>>>

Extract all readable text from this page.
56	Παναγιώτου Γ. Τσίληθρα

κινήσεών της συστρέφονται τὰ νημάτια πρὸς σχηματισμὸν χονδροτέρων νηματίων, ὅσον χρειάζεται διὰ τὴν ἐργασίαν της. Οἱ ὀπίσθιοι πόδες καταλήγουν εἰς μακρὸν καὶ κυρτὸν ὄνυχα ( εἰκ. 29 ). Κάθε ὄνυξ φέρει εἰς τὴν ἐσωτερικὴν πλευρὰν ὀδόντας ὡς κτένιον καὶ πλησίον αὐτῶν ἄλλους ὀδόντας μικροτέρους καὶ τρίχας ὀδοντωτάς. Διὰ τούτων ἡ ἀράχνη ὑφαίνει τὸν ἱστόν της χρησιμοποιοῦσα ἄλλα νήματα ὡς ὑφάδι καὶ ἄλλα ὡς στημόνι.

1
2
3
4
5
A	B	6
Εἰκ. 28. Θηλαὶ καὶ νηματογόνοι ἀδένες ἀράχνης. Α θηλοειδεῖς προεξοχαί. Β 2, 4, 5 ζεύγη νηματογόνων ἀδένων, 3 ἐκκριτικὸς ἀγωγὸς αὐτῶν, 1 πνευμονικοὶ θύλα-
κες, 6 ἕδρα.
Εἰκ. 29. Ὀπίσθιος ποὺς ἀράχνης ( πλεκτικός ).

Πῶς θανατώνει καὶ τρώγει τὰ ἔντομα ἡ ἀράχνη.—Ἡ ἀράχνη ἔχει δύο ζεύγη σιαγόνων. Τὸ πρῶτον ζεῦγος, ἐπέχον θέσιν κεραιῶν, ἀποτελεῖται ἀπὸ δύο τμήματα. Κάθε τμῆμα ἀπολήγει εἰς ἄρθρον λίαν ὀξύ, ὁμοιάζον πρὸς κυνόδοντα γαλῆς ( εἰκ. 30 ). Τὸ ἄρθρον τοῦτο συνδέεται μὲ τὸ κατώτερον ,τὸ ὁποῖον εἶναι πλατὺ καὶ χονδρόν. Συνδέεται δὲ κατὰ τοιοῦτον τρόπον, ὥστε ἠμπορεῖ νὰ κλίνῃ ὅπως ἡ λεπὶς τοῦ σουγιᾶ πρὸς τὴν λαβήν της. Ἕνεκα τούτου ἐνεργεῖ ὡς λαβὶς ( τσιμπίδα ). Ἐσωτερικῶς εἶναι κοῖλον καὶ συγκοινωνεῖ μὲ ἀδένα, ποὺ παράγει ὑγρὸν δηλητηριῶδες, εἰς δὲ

<<<

§ Work to be completed
Give the number of lines in the entries that hold the word "ἀράχνης", and nothing else.

§ Answer to the task
2